### JOB
Print all the records exactly, please.

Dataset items
:::::

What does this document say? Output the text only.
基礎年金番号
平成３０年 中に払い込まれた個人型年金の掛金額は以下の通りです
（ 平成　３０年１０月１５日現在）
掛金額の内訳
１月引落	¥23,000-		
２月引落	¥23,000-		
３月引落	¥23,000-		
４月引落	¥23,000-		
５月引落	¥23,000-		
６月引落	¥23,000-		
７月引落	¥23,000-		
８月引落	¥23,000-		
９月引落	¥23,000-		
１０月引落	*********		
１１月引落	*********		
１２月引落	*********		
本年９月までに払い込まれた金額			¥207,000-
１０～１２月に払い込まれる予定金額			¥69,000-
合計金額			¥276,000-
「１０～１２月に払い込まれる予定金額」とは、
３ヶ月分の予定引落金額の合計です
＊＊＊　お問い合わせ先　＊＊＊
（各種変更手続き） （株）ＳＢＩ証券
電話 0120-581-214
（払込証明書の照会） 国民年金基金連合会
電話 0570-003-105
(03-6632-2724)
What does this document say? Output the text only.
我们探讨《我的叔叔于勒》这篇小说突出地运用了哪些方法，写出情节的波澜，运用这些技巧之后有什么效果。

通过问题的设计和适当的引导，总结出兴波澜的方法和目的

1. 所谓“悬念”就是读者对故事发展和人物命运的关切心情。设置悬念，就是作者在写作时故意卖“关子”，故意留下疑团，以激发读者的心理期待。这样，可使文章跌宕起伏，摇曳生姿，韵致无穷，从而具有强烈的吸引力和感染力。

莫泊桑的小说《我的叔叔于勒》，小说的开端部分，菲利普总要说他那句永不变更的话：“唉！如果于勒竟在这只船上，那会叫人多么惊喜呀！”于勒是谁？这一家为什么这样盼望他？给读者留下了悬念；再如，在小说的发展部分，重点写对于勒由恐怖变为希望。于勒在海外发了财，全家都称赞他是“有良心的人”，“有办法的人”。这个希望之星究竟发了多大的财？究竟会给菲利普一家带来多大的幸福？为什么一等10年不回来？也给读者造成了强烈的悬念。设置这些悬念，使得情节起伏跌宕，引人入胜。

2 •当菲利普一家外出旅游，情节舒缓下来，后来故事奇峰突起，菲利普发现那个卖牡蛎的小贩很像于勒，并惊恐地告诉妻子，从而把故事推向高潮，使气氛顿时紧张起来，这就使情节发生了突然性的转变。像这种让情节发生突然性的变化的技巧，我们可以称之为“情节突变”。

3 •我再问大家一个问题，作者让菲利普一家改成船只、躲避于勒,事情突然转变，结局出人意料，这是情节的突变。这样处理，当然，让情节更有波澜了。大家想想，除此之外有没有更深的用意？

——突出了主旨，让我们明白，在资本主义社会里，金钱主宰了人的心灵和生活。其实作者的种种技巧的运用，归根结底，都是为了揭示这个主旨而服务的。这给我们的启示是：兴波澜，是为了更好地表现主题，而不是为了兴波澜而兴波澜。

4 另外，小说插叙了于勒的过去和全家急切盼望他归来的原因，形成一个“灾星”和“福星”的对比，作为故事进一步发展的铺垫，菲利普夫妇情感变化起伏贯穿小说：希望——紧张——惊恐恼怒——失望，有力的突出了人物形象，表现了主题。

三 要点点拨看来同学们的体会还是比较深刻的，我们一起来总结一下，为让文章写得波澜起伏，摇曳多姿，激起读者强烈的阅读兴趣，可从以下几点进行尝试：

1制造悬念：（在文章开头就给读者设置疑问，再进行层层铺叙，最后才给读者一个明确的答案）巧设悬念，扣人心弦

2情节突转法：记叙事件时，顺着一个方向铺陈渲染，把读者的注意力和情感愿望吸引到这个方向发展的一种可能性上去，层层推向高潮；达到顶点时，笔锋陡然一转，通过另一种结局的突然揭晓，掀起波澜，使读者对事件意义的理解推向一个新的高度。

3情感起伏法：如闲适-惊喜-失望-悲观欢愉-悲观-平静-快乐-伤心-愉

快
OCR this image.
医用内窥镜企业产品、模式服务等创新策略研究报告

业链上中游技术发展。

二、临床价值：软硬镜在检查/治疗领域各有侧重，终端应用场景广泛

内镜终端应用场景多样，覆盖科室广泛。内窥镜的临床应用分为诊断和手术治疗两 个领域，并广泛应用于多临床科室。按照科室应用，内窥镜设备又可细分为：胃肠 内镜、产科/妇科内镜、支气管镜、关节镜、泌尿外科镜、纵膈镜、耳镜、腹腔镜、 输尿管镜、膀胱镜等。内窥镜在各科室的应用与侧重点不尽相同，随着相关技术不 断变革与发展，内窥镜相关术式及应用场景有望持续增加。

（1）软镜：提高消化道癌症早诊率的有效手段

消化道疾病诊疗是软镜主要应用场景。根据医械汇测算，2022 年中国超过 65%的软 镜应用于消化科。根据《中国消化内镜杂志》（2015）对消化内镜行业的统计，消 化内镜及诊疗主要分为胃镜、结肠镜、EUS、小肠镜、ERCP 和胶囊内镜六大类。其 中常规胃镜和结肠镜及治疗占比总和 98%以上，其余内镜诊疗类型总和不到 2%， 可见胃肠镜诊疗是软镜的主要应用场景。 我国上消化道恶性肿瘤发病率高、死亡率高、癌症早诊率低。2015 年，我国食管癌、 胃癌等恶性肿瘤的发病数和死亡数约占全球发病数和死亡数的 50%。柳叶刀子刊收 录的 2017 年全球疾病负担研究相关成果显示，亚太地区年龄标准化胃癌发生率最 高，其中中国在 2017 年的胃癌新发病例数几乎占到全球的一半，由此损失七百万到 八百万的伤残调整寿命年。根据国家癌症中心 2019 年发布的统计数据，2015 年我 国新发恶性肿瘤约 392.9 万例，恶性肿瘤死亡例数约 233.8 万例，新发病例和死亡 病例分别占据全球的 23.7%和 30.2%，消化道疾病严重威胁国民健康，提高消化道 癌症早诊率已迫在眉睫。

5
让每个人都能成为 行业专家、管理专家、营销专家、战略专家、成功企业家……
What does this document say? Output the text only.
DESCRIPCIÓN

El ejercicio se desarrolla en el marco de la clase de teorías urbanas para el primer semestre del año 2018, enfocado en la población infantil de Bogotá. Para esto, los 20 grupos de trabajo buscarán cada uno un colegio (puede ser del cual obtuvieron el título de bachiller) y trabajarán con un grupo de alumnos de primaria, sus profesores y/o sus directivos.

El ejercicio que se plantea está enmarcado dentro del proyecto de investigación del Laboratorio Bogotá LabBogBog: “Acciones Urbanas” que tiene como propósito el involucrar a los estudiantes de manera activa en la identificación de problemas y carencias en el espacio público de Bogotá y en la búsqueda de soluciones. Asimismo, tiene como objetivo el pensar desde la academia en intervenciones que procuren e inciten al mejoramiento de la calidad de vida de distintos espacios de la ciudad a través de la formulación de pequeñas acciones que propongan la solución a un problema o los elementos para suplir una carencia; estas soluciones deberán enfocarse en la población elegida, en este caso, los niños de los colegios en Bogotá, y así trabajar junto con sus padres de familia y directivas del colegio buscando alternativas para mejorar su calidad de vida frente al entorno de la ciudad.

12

:::::

### EXERCISE SOLUTION
What does this document say? Output the text only.
基礎年金番号
平成３０年 中に払い込まれた個人型年金の掛金額は以下の通りです
（ 平成　３０年１０月１５日現在）
掛金額の内訳
１月引落	¥23,000-		
２月引落	¥23,000-		
３月引落	¥23,000-		
４月引落	¥23,000-		
５月引落	¥23,000-		
６月引落	¥23,000-		
７月引落	¥23,000-		
８月引落	¥23,000-		
９月引落	¥23,000-		
１０月引落	*********		
１１月引落	*********		
１２月引落	*********		
本年９月までに払い込まれた金額			¥207,000-
１０～１２月に払い込まれる予定金額			¥69,000-
合計金額			¥276,000-
「１０～１２月に払い込まれる予定金額」とは、
３ヶ月分の予定引落金額の合計です
＊＊＊　お問い合わせ先　＊＊＊
（各種変更手続き） （株）ＳＢＩ証券
電話 0120-581-214
（払込証明書の照会） 国民年金基金連合会
電話 0570-003-105
(03-6632-2724)
What does this document say? Output the text only.
我们探讨《我的叔叔于勒》这篇小说突出地运用了哪些方法，写出情节的波澜，运用这些技巧之后有什么效果。

通过问题的设计和适当的引导，总结出兴波澜的方法和目的

1. 所谓“悬念”就是读者对故事发展和人物命运的关切心情。设置悬念，就是作者在写作时故意卖“关子”，故意留下疑团，以激发读者的心理期待。这样，可使文章跌宕起伏，摇曳生姿，韵致无穷，从而具有强烈的吸引力和感染力。

莫泊桑的小说《我的叔叔于勒》，小说的开端部分，菲利普总要说他那句永不变更的话：“唉！如果于勒竟在这只船上，那会叫人多么惊喜呀！”于勒是谁？这一家为什么这样盼望他？给读者留下了悬念；再如，在小说的发展部分，重点写对于勒由恐怖变为希望。于勒在海外发了财，全家都称赞他是“有良心的人”，“有办法的人”。这个希望之星究竟发了多大的财？究竟会给菲利普一家带来多大的幸福？为什么一等10年不回来？也给读者造成了强烈的悬念。设置这些悬念，使得情节起伏跌宕，引人入胜。

2 •当菲利普一家外出旅游，情节舒缓下来，后来故事奇峰突起，菲利普发现那个卖牡蛎的小贩很像于勒，并惊恐地告诉妻子，从而把故事推向高潮，使气氛顿时紧张起来，这就使情节发生了突然性的转变。像这种让情节发生突然性的变化的技巧，我们可以称之为“情节突变”。

3 •我再问大家一个问题，作者让菲利普一家改成船只、躲避于勒,事情突然转变，结局出人意料，这是情节的突变。这样处理，当然，让情节更有波澜了。大家想想，除此之外有没有更深的用意？

——突出了主旨，让我们明白，在资本主义社会里，金钱主宰了人的心灵和生活。其实作者的种种技巧的运用，归根结底，都是为了揭示这个主旨而服务的。这给我们的启示是：兴波澜，是为了更好地表现主题，而不是为了兴波澜而兴波澜。

4 另外，小说插叙了于勒的过去和全家急切盼望他归来的原因，形成一个“灾星”和“福星”的对比，作为故事进一步发展的铺垫，菲利普夫妇情感变化起伏贯穿小说：希望——紧张——惊恐恼怒——失望，有力的突出了人物形象，表现了主题。

三 要点点拨看来同学们的体会还是比较深刻的，我们一起来总结一下，为让文章写得波澜起伏，摇曳多姿，激起读者强烈的阅读兴趣，可从以下几点进行尝试：

1制造悬念：（在文章开头就给读者设置疑问，再进行层层铺叙，最后才给读者一个明确的答案）巧设悬念，扣人心弦

2情节突转法：记叙事件时，顺着一个方向铺陈渲染，把读者的注意力和情感愿望吸引到这个方向发展的一种可能性上去，层层推向高潮；达到顶点时，笔锋陡然一转，通过另一种结局的突然揭晓，掀起波澜，使读者对事件意义的理解推向一个新的高度。

3情感起伏法：如闲适-惊喜-失望-悲观欢愉-悲观-平静-快乐-伤心-愉

快
OCR this image.
医用内窥镜企业产品、模式服务等创新策略研究报告

业链上中游技术发展。

二、临床价值：软硬镜在检查/治疗领域各有侧重，终端应用场景广泛

内镜终端应用场景多样，覆盖科室广泛。内窥镜的临床应用分为诊断和手术治疗两 个领域，并广泛应用于多临床科室。按照科室应用，内窥镜设备又可细分为：胃肠 内镜、产科/妇科内镜、支气管镜、关节镜、泌尿外科镜、纵膈镜、耳镜、腹腔镜、 输尿管镜、膀胱镜等。内窥镜在各科室的应用与侧重点不尽相同，随着相关技术不 断变革与发展，内窥镜相关术式及应用场景有望持续增加。

（1）软镜：提高消化道癌症早诊率的有效手段

消化道疾病诊疗是软镜主要应用场景。根据医械汇测算，2022 年中国超过 65%的软 镜应用于消化科。根据《中国消化内镜杂志》（2015）对消化内镜行业的统计，消 化内镜及诊疗主要分为胃镜、结肠镜、EUS、小肠镜、ERCP 和胶囊内镜六大类。其 中常规胃镜和结肠镜及治疗占比总和 98%以上，其余内镜诊疗类型总和不到 2%， 可见胃肠镜诊疗是软镜的主要应用场景。 我国上消化道恶性肿瘤发病率高、死亡率高、癌症早诊率低。2015 年，我国食管癌、 胃癌等恶性肿瘤的发病数和死亡数约占全球发病数和死亡数的 50%。柳叶刀子刊收 录的 2017 年全球疾病负担研究相关成果显示，亚太地区年龄标准化胃癌发生率最 高，其中中国在 2017 年的胃癌新发病例数几乎占到全球的一半，由此损失七百万到 八百万的伤残调整寿命年。根据国家癌症中心 2019 年发布的统计数据，2015 年我 国新发恶性肿瘤约 392.9 万例，恶性肿瘤死亡例数约 233.8 万例，新发病例和死亡 病例分别占据全球的 23.7%和 30.2%，消化道疾病严重威胁国民健康，提高消化道 癌症早诊率已迫在眉睫。

5
让每个人都能成为 行业专家、管理专家、营销专家、战略专家、成功企业家……
What does this document say? Output the text only.
DESCRIPCIÓN

El ejercicio se desarrolla en el marco de la clase de teorías urbanas para el primer semestre del año 2018, enfocado en la población infantil de Bogotá. Para esto, los 20 grupos de trabajo buscarán cada uno un colegio (puede ser del cual obtuvieron el título de bachiller) y trabajarán con un grupo de alumnos de primaria, sus profesores y/o sus directivos.

El ejercicio que se plantea está enmarcado dentro del proyecto de investigación del Laboratorio Bogotá LabBogBog: “Acciones Urbanas” que tiene como propósito el involucrar a los estudiantes de manera activa en la identificación de problemas y carencias en el espacio público de Bogotá y en la búsqueda de soluciones. Asimismo, tiene como objetivo el pensar desde la academia en intervenciones que procuren e inciten al mejoramiento de la calidad de vida de distintos espacios de la ciudad a través de la formulación de pequeñas acciones que propongan la solución a un problema o los elementos para suplir una carencia; estas soluciones deberán enfocarse en la población elegida, en este caso, los niños de los colegios en Bogotá, y así trabajar junto con sus padres de familia y directivas del colegio buscando alternativas para mejorar su calidad de vida frente al entorno de la ciudad.

12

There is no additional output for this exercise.